本文:
::::::::
東京市場まとめ

1.概況

本日の日経平均は小幅に反落となりました。2円高の28,886円とほぼ横ばいで寄り付いた日経平均は米国株高を受けて取引開始から15分余りで123円高の29,007円まで上昇しましたが、節目の29,000円をわずかに上回ったところで上値が押さえられると上げ幅を縮めマイナスに転じ10時40分過ぎに24円安の28,860円まで下落しました。しかし、下げ渋ると持ち直し前場は32円高の28,916円で取引を終えました。21円高の28,905円でスタートした後場の日経平均は12時40分過ぎに34円高の28,918円まで上昇しましたが、上値が伸び悩むと上げ幅を縮め結局9円安の28,874円で取引を終えています。一方で新興市場は堅調で東証マザーズ指数と日経ジャスダック平均が揃って上昇となっています。
::::::::
利用できるデータ:
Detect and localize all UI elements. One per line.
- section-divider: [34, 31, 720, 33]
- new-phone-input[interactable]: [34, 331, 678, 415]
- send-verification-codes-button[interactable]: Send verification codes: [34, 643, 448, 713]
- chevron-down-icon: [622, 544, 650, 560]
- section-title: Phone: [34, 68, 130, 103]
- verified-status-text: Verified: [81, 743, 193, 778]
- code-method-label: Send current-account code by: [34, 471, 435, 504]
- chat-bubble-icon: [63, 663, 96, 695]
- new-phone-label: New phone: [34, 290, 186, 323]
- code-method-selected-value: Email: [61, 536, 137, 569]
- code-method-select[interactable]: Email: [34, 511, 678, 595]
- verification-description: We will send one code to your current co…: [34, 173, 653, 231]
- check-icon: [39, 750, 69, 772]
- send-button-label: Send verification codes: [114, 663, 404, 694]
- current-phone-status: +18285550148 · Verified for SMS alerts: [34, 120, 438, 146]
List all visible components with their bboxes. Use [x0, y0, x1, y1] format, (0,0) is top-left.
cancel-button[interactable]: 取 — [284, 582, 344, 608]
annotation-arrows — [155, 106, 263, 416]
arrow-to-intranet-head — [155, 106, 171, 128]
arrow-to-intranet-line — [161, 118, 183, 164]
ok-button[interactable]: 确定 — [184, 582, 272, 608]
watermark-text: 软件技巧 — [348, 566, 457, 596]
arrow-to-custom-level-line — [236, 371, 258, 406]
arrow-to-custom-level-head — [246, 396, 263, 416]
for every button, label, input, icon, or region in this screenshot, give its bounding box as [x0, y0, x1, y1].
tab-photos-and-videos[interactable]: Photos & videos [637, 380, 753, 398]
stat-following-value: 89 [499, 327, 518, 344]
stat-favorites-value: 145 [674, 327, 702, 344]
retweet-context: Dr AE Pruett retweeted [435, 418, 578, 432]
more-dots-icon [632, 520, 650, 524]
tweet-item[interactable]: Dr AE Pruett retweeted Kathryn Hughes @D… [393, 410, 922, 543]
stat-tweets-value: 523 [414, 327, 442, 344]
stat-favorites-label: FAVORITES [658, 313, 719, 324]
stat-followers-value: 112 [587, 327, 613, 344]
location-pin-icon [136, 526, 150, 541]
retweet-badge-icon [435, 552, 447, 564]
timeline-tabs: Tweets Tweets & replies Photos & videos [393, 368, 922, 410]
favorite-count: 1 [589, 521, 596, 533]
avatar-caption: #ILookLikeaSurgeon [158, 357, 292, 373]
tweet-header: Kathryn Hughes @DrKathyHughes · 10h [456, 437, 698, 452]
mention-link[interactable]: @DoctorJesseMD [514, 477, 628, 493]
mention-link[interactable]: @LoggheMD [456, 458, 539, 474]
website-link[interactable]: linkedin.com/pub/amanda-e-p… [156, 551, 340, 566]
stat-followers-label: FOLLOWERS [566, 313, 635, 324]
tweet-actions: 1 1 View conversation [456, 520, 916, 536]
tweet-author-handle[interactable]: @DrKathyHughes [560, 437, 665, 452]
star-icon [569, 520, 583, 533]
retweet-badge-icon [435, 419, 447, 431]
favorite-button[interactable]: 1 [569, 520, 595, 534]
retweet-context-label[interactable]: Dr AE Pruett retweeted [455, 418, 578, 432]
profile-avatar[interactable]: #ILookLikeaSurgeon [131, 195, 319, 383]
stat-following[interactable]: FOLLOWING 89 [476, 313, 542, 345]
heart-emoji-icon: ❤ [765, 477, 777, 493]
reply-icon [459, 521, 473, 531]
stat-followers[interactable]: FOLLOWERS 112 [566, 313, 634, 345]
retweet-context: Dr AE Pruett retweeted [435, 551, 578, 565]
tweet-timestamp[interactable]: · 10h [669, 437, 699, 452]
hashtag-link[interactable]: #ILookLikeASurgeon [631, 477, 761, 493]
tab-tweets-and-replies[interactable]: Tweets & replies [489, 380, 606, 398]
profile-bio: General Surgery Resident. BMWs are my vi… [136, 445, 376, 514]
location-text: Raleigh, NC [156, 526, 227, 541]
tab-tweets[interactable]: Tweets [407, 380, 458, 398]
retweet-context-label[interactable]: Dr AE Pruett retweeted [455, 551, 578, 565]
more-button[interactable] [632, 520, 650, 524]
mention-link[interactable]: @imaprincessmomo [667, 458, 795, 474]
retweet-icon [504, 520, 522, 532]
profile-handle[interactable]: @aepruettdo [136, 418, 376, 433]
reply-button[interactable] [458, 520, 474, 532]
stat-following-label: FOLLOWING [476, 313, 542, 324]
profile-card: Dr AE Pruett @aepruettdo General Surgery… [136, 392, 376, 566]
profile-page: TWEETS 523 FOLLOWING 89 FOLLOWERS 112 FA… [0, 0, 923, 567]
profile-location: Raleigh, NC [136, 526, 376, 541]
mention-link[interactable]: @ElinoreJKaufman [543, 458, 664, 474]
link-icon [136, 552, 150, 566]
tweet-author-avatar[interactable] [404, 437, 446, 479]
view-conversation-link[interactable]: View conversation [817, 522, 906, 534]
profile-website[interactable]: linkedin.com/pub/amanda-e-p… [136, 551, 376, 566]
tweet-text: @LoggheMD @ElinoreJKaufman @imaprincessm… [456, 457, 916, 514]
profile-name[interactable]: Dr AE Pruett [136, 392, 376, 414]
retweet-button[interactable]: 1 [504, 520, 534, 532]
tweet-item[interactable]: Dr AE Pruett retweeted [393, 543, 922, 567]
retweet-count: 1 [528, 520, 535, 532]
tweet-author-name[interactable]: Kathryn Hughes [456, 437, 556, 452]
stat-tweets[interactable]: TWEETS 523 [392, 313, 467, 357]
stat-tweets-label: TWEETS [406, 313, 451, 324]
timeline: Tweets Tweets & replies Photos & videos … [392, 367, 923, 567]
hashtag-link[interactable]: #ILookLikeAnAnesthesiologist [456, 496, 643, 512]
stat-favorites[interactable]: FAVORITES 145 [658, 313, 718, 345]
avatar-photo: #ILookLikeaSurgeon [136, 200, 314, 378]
::::::::
課題について:
東京市場の概況を伝える本文のうち、「本日の日経平均は小幅に反落と」から「が揃って上昇となっています。」までを一字も変えずに書き写してください。

課題の解答:
本日の日経平均は小幅に反落となりました。2円高の28,886円とほぼ横ばいで寄り付いた日経平均は米国株高を受けて取引開始から15分余りで123円高の29,007円まで上昇しましたが、節目の29,000円をわずかに上回ったところで上値が押さえられると上げ幅を縮めマイナスに転じ10時40分過ぎに24円安の28,860円まで下落しました。しかし、下げ渋ると持ち直し前場は32円高の28,916円で取引を終えました。21円高の28,905円でスタートした後場の日経平均は12時40分過ぎに34円高の28,918円まで上昇しましたが、上値が伸び悩むと上げ幅を縮め結局9円安の28,874円で取引を終えています。一方で新興市場は堅調で東証マザーズ指数と日経ジャスダック平均が揃って上昇となっています。